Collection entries
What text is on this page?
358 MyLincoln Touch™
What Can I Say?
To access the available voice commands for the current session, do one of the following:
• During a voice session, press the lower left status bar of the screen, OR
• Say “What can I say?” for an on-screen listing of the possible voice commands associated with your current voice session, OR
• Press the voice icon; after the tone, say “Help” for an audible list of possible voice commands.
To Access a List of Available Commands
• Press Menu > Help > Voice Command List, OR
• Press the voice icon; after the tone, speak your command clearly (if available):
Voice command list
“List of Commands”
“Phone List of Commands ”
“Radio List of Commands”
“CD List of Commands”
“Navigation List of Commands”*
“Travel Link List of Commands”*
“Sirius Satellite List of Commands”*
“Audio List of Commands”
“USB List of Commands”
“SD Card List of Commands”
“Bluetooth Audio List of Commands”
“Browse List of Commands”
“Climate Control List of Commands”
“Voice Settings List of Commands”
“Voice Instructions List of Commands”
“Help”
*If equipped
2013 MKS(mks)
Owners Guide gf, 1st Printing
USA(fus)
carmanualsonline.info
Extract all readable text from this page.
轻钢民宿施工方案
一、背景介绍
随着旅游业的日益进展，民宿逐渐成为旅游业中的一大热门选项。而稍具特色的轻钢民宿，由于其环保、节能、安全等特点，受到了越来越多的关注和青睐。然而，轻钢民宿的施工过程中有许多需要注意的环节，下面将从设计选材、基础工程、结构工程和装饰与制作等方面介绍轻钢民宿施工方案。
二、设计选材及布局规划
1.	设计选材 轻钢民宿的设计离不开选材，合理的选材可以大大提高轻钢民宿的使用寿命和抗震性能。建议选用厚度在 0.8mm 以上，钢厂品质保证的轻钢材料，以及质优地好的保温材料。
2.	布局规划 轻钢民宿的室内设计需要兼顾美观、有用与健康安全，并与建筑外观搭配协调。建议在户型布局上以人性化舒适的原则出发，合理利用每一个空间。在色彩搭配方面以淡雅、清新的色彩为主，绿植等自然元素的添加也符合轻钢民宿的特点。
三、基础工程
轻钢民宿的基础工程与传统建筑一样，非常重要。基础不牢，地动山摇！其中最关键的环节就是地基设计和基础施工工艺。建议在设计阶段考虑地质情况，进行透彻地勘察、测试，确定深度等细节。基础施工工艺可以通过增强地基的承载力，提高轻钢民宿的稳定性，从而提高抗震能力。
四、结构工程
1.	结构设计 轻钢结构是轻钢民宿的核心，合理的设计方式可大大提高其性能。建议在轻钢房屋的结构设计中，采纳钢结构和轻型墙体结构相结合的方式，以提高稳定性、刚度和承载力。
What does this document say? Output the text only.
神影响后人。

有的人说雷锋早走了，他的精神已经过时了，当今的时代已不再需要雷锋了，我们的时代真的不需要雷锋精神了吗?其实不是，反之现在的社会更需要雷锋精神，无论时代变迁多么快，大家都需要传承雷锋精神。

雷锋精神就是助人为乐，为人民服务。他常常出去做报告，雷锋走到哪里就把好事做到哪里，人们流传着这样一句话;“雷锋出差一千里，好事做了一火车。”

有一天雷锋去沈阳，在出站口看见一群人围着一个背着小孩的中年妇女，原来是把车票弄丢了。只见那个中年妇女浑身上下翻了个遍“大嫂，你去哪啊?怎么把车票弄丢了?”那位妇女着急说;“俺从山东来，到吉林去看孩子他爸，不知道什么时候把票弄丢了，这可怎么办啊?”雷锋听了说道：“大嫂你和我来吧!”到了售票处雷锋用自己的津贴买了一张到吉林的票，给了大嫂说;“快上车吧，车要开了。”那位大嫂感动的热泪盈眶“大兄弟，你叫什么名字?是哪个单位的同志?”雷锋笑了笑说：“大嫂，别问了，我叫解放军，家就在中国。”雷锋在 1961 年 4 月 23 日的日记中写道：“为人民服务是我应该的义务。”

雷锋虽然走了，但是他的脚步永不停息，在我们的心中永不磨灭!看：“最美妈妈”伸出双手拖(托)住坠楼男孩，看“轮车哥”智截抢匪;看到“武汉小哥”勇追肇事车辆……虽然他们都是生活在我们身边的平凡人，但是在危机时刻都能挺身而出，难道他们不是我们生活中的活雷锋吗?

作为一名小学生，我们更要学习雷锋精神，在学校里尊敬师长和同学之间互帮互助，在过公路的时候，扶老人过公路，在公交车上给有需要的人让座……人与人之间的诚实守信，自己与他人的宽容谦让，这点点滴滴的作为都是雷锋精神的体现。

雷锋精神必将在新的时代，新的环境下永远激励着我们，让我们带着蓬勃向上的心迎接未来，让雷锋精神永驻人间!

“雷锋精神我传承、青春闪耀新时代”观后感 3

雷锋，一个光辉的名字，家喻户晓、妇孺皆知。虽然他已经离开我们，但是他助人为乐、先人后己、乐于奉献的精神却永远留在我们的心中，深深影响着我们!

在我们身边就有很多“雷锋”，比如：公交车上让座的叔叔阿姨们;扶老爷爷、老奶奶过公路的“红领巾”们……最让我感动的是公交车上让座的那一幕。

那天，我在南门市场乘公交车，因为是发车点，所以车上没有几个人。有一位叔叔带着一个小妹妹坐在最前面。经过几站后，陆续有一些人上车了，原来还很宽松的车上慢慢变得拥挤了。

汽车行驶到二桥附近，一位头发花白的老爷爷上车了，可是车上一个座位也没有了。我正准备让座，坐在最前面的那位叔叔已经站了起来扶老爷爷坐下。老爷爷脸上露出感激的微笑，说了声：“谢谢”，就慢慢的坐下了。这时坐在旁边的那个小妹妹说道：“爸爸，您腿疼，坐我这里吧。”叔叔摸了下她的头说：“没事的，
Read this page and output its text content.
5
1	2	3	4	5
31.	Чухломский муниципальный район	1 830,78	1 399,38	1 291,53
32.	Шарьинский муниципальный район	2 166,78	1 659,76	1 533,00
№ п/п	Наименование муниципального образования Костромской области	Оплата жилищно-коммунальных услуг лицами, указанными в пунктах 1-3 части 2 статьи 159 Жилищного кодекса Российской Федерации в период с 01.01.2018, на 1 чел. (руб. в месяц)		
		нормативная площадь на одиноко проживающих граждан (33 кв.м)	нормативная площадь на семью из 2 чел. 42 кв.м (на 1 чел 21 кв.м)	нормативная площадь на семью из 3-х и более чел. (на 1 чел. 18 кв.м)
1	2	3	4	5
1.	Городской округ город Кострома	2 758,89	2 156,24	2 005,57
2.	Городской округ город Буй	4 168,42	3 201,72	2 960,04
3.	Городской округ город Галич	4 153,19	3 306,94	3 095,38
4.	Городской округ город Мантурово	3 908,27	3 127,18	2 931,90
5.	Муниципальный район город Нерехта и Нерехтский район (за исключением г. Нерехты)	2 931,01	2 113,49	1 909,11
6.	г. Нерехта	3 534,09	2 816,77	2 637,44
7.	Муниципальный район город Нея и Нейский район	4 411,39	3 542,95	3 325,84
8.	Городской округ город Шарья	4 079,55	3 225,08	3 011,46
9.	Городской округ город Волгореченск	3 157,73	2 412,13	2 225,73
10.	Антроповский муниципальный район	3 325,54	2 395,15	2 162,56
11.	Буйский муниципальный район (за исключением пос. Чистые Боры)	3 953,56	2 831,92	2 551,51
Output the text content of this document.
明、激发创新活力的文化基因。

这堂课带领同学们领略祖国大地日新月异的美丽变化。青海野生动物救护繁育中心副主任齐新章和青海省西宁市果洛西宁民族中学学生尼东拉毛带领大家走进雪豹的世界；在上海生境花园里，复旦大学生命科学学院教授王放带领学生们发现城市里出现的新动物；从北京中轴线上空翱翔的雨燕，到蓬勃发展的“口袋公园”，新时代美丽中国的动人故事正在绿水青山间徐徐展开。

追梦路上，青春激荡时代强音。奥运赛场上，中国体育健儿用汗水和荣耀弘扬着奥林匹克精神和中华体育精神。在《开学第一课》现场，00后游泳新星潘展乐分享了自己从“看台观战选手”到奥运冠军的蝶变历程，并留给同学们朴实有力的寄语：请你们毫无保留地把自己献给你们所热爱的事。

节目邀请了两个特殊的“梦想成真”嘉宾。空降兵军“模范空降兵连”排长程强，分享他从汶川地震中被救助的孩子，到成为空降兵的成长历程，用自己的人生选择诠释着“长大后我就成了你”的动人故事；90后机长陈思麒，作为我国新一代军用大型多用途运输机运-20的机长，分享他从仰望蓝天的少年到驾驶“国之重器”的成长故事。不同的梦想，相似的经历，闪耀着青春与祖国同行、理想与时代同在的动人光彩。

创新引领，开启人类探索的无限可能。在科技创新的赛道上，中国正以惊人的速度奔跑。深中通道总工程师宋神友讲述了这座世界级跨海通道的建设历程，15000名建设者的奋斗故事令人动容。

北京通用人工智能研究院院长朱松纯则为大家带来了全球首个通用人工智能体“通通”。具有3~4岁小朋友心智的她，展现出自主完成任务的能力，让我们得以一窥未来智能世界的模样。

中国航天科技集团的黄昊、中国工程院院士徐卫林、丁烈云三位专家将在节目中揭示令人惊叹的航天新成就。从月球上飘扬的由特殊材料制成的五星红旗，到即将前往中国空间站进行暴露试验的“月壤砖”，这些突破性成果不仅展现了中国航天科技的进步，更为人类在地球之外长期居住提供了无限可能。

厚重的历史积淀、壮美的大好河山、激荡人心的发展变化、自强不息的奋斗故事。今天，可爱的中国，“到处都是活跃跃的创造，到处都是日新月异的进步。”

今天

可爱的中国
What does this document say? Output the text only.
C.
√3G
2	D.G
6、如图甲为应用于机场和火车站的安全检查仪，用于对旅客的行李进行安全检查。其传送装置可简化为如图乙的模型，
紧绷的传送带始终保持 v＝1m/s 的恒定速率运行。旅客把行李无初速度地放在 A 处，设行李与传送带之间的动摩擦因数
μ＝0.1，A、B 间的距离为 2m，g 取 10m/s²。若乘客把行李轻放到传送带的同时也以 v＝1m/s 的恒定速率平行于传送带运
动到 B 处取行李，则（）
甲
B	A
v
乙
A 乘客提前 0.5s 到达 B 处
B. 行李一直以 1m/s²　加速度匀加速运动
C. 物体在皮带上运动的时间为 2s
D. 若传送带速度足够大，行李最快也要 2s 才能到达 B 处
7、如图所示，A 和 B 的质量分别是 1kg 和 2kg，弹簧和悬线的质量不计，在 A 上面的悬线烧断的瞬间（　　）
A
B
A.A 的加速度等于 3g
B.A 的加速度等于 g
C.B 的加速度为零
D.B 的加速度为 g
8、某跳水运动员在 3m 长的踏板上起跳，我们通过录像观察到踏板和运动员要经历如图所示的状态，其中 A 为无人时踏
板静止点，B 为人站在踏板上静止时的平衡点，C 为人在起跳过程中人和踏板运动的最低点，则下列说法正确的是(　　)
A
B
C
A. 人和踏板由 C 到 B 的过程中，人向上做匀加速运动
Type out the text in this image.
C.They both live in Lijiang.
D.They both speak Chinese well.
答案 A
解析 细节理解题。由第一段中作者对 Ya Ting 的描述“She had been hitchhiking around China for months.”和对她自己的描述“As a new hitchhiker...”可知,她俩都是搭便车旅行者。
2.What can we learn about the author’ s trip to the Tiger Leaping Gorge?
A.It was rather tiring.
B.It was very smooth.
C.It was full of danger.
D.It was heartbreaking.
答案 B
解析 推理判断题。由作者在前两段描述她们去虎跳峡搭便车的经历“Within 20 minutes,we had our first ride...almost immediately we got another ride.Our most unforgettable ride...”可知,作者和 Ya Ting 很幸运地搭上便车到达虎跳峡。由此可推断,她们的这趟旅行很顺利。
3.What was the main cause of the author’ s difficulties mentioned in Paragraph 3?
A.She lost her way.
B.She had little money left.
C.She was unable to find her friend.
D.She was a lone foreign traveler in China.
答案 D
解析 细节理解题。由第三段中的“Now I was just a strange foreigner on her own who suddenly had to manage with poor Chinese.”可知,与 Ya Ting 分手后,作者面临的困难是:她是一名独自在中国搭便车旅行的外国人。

SHORT TASK
Using the listing above, gather each line that holds the string "Городской" and copy it.

RESPONSE TO THIS TASK
1.	Городской округ город Кострома	2 758,89	2 156,24	2 005,57
2.	Городской округ город Буй	4 168,42	3 201,72	2 960,04
3.	Городской округ город Галич	4 153,19	3 306,94	3 095,38
4.	Городской округ город Мантурово	3 908,27	3 127,18	2 931,90
8.	Городской округ город Шарья	4 079,55	3 225,08	3 011,46
9.	Городской округ город Волгореченск	3 157,73	2 412,13	2 225,73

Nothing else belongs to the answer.